**GIVEN INSTRUCTION:**
Transcribe all the entries word for word, but omit the images.
=====
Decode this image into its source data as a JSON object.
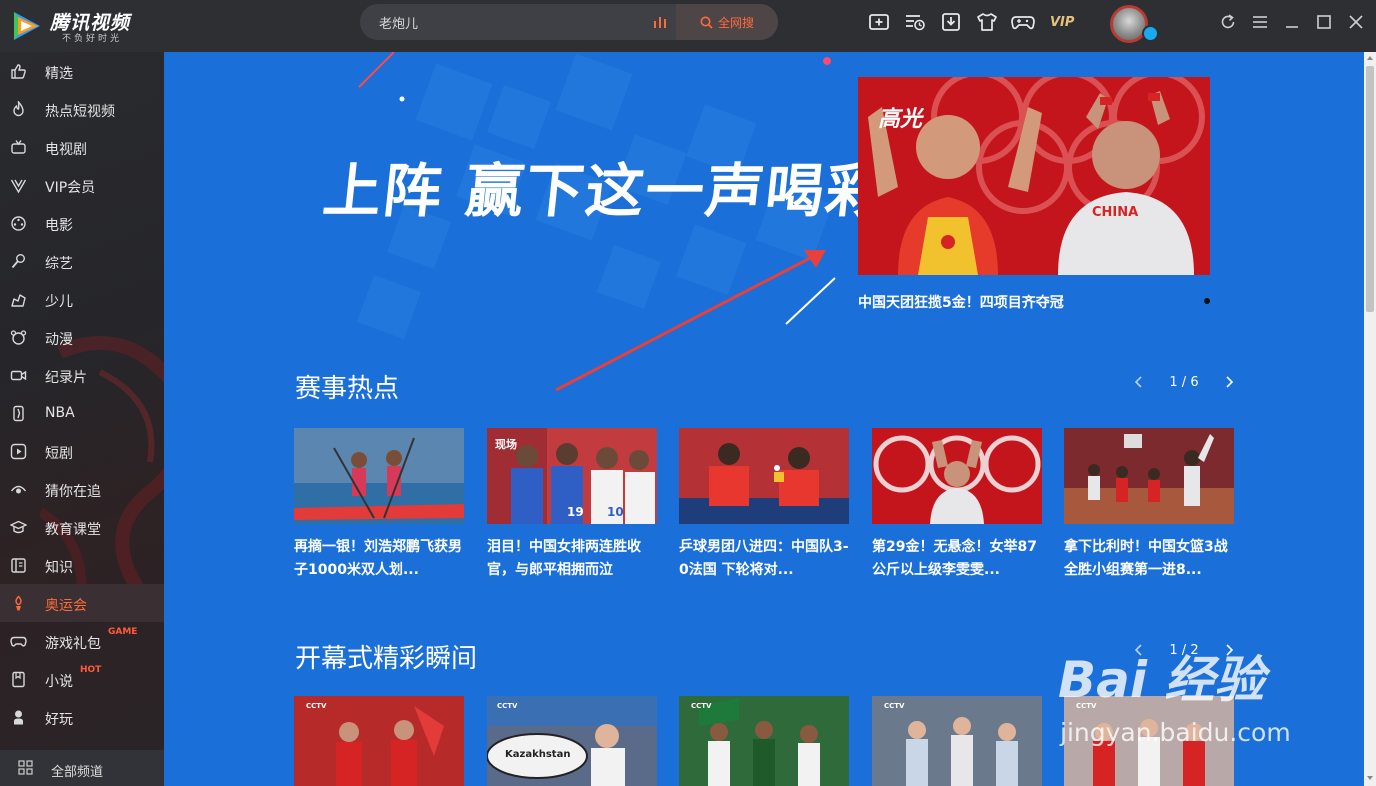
{
  "app": {
    "logo_title": "腾讯视频",
    "logo_subtitle": "不负好时光"
  },
  "search": {
    "value": "老炮儿",
    "button_label": "全网搜"
  },
  "toolbar": {
    "vip_label": "VIP"
  },
  "sidebar": {
    "items": [
      {
        "label": "精选",
        "icon": "thumbs-up-icon"
      },
      {
        "label": "热点短视频",
        "icon": "flame-icon"
      },
      {
        "label": "电视剧",
        "icon": "tv-icon"
      },
      {
        "label": "VIP会员",
        "icon": "vip-v-icon"
      },
      {
        "label": "电影",
        "icon": "film-reel-icon"
      },
      {
        "label": "综艺",
        "icon": "microphone-icon"
      },
      {
        "label": "少儿",
        "icon": "kids-icon"
      },
      {
        "label": "动漫",
        "icon": "bear-face-icon"
      },
      {
        "label": "纪录片",
        "icon": "camera-icon"
      },
      {
        "label": "NBA",
        "icon": "nba-icon"
      },
      {
        "label": "短剧",
        "icon": "play-circle-icon"
      },
      {
        "label": "猜你在追",
        "icon": "eye-icon"
      },
      {
        "label": "教育课堂",
        "icon": "graduation-cap-icon"
      },
      {
        "label": "知识",
        "icon": "book-icon"
      },
      {
        "label": "奥运会",
        "icon": "torch-icon"
      },
      {
        "label": "游戏礼包",
        "icon": "gamepad-icon",
        "tag": "GAME"
      },
      {
        "label": "小说",
        "icon": "novel-icon",
        "tag": "HOT"
      },
      {
        "label": "好玩",
        "icon": "person-icon"
      }
    ],
    "active_index": 14,
    "all_channels_label": "全部频道"
  },
  "banner": {
    "slogan": "上阵 赢下这一声喝彩",
    "card_tag": "高光",
    "caption": "中国天团狂揽5金！四项目齐夺冠",
    "jersey_text": "CHINA"
  },
  "sections": [
    {
      "title": "赛事热点",
      "pager": "1 / 6",
      "cards": [
        {
          "title": "再摘一银！刘浩郑鹏飞获男子1000米双人划..."
        },
        {
          "title": "泪目！中国女排两连胜收官，与郎平相拥而泣",
          "tag": "现场"
        },
        {
          "title": "乒球男团八进四：中国队3-0法国 下轮将对..."
        },
        {
          "title": "第29金！无悬念！女举87公斤以上级李雯雯..."
        },
        {
          "title": "拿下比利时！中国女篮3战全胜小组赛第一进8..."
        }
      ]
    },
    {
      "title": "开幕式精彩瞬间",
      "pager": "1 / 2",
      "cards": [
        {
          "badge": "CCTV"
        },
        {
          "badge": "CCTV",
          "sign": "Kazakhstan"
        },
        {
          "badge": "CCTV"
        },
        {
          "badge": "CCTV"
        },
        {
          "badge": "CCTV"
        }
      ]
    }
  ],
  "watermark": {
    "brand": "Bai 经验",
    "url": "jingyan.baidu.com"
  },
  "colors": {
    "accent": "#ff6a3c",
    "main_bg": "#1a6fd8",
    "topbar": "#2e2f33",
    "vip_gold": "#e6c27a"
  }
}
=====
**SOLVED EXERCISE:**
Decode this image into its source data as a JSON object.
{
  "app": {
    "logo_title": "腾讯视频",
    "logo_subtitle": "不负好时光"
  },
  "search": {
    "value": "老炮儿",
    "button_label": "全网搜"
  },
  "toolbar": {
    "vip_label": "VIP"
  },
  "sidebar": {
    "items": [
      {
        "label": "精选",
        "icon": "thumbs-up-icon"
      },
      {
        "label": "热点短视频",
        "icon": "flame-icon"
      },
      {
        "label": "电视剧",
        "icon": "tv-icon"
      },
      {
        "label": "VIP会员",
        "icon": "vip-v-icon"
      },
      {
        "label": "电影",
        "icon": "film-reel-icon"
      },
      {
        "label": "综艺",
        "icon": "microphone-icon"
      },
      {
        "label": "少儿",
        "icon": "kids-icon"
      },
      {
        "label": "动漫",
        "icon": "bear-face-icon"
      },
      {
        "label": "纪录片",
        "icon": "camera-icon"
      },
      {
        "label": "NBA",
        "icon": "nba-icon"
      },
      {
        "label": "短剧",
        "icon": "play-circle-icon"
      },
      {
        "label": "猜你在追",
        "icon": "eye-icon"
      },
      {
        "label": "教育课堂",
        "icon": "graduation-cap-icon"
      },
      {
        "label": "知识",
        "icon": "book-icon"
      },
      {
        "label": "奥运会",
        "icon": "torch-icon"
      },
      {
        "label": "游戏礼包",
        "icon": "gamepad-icon",
        "tag": "GAME"
      },
      {
        "label": "小说",
        "icon": "novel-icon",
        "tag": "HOT"
      },
      {
        "label": "好玩",
        "icon": "person-icon"
      }
    ],
    "active_index": 14,
    "all_channels_label": "全部频道"
  },
  "banner": {
    "slogan": "上阵 赢下这一声喝彩",
    "card_tag": "高光",
    "caption": "中国天团狂揽5金！四项目齐夺冠",
    "jersey_text": "CHINA"
  },
  "sections": [
    {
      "title": "赛事热点",
      "pager": "1 / 6",
      "cards": [
        {
          "title": "再摘一银！刘浩郑鹏飞获男子1000米双人划..."
        },
        {
          "title": "泪目！中国女排两连胜收官，与郎平相拥而泣",
          "tag": "现场"
        },
        {
          "title": "乒球男团八进四：中国队3-0法国 下轮将对..."
        },
        {
          "title": "第29金！无悬念！女举87公斤以上级李雯雯..."
        },
        {
          "title": "拿下比利时！中国女篮3战全胜小组赛第一进8..."
        }
      ]
    },
    {
      "title": "开幕式精彩瞬间",
      "pager": "1 / 2",
      "cards": [
        {
          "badge": "CCTV"
        },
        {
          "badge": "CCTV",
          "sign": "Kazakhstan"
        },
        {
          "badge": "CCTV"
        },
        {
          "badge": "CCTV"
        },
        {
          "badge": "CCTV"
        }
      ]
    }
  ],
  "watermark": {
    "brand": "Bai 经验",
    "url": "jingyan.baidu.com"
  },
  "colors": {
    "accent": "#ff6a3c",
    "main_bg": "#1a6fd8",
    "topbar": "#2e2f33",
    "vip_gold": "#e6c27a"
  }
}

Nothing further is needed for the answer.